▶ [What the exercise asks] Your result will be the set of lines with "Condicionada", copied from the material below.

▶ [Records for this exercise]
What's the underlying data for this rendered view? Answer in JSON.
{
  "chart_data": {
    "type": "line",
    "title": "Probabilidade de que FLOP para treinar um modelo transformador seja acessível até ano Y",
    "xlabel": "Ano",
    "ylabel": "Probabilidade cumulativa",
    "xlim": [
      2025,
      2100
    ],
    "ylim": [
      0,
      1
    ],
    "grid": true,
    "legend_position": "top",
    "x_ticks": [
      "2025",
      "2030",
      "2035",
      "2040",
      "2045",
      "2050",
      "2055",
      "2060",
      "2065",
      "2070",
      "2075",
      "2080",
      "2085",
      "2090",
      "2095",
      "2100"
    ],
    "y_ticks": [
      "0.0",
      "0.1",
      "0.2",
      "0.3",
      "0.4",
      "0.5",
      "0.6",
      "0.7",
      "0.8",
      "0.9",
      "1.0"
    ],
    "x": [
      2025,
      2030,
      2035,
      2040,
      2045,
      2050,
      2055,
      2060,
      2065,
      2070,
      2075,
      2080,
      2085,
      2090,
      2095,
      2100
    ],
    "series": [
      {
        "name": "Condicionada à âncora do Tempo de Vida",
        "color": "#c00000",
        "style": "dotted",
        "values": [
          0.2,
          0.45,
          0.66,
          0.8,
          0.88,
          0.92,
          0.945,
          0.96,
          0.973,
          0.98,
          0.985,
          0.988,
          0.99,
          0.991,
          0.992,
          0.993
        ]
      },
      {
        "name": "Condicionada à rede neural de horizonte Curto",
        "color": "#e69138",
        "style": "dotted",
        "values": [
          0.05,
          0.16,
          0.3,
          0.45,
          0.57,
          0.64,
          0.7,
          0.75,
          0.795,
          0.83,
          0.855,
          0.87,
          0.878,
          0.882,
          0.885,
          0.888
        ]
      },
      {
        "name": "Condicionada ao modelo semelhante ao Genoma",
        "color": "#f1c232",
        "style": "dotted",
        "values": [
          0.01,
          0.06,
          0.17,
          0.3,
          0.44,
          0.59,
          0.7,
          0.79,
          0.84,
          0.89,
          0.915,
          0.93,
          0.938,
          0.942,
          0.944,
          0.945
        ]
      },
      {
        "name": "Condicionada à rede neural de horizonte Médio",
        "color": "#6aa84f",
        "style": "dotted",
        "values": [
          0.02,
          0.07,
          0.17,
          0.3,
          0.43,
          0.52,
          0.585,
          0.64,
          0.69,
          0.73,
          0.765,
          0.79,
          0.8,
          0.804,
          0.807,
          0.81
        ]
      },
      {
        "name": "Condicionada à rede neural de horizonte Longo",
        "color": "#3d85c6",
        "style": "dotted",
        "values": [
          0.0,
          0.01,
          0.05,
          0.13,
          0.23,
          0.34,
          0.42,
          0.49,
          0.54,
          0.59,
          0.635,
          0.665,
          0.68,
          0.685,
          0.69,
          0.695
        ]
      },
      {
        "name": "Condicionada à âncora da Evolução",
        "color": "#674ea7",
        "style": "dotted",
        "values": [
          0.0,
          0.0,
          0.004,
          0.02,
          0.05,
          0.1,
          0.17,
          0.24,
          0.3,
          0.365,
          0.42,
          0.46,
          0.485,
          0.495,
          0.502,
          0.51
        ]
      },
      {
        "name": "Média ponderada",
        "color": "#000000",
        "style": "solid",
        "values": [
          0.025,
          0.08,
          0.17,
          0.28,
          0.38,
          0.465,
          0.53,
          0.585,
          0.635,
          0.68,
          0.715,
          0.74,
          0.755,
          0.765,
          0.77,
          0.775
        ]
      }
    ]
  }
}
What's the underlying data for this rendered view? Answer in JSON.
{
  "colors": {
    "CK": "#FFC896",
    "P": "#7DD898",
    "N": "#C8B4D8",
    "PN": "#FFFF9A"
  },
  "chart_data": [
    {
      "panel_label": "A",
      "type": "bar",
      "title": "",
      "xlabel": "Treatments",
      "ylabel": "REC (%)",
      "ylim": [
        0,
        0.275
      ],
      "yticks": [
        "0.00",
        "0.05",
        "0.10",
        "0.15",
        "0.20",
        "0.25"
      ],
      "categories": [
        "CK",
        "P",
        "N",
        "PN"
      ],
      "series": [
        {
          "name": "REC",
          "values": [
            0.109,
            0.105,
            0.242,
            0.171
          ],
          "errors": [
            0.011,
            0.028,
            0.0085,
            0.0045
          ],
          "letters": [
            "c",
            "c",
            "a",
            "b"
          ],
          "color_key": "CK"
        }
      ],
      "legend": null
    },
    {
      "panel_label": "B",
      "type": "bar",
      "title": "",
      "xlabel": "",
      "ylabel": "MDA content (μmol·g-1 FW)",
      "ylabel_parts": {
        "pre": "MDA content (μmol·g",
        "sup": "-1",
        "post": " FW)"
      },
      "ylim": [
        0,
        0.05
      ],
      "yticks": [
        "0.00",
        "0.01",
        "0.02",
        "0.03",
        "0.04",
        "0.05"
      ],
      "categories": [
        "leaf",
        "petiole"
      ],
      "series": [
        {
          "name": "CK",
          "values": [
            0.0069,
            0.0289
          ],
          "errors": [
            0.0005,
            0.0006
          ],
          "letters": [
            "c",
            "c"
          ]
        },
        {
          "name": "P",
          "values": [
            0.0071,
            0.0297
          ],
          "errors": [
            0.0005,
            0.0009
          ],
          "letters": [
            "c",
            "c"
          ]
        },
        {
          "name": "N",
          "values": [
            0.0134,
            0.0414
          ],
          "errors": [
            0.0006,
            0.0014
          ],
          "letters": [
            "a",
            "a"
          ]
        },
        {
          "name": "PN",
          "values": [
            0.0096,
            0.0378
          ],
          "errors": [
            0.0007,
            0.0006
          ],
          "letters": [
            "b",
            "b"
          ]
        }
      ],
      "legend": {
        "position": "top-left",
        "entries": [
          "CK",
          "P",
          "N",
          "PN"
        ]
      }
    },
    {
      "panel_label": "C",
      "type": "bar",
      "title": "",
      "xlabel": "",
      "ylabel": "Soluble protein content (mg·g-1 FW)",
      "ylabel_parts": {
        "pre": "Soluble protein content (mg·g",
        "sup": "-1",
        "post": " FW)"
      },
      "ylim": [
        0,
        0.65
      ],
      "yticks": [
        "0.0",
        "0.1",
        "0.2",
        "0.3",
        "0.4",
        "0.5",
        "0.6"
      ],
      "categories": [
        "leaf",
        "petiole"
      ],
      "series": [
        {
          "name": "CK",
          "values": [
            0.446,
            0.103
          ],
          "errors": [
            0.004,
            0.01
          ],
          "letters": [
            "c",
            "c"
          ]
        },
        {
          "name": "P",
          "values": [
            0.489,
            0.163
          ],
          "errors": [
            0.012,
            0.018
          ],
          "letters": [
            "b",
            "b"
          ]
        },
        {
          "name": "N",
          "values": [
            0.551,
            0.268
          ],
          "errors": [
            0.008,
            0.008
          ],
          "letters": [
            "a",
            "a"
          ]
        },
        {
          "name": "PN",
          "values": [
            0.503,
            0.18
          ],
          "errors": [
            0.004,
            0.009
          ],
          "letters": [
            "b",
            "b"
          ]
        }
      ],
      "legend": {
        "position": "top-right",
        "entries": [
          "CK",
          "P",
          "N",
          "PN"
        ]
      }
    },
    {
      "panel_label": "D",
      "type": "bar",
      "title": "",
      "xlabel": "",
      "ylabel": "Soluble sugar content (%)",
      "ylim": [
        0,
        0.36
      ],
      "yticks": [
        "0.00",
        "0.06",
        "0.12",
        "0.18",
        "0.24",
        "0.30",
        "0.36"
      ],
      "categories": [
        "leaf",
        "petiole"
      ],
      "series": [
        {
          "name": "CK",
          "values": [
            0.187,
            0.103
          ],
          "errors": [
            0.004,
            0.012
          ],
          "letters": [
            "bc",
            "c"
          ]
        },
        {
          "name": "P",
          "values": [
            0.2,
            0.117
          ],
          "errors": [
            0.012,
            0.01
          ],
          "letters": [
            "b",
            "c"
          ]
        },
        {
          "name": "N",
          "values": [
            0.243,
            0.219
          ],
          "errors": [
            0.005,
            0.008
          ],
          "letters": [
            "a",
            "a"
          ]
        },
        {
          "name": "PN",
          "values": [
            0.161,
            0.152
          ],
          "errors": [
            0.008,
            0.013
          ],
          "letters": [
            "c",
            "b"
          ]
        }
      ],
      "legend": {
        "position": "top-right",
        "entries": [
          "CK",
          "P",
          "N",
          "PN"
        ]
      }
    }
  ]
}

▶ [Output for this exercise]
        "name": "Condicionada à âncora do Tempo de Vida",
        "name": "Condicionada à rede neural de horizonte Curto",
        "name": "Condicionada ao modelo semelhante ao Genoma",
        "name": "Condicionada à rede neural de horizonte Médio",
        "name": "Condicionada à rede neural de horizonte Longo",
        "name": "Condicionada à âncora da Evolução",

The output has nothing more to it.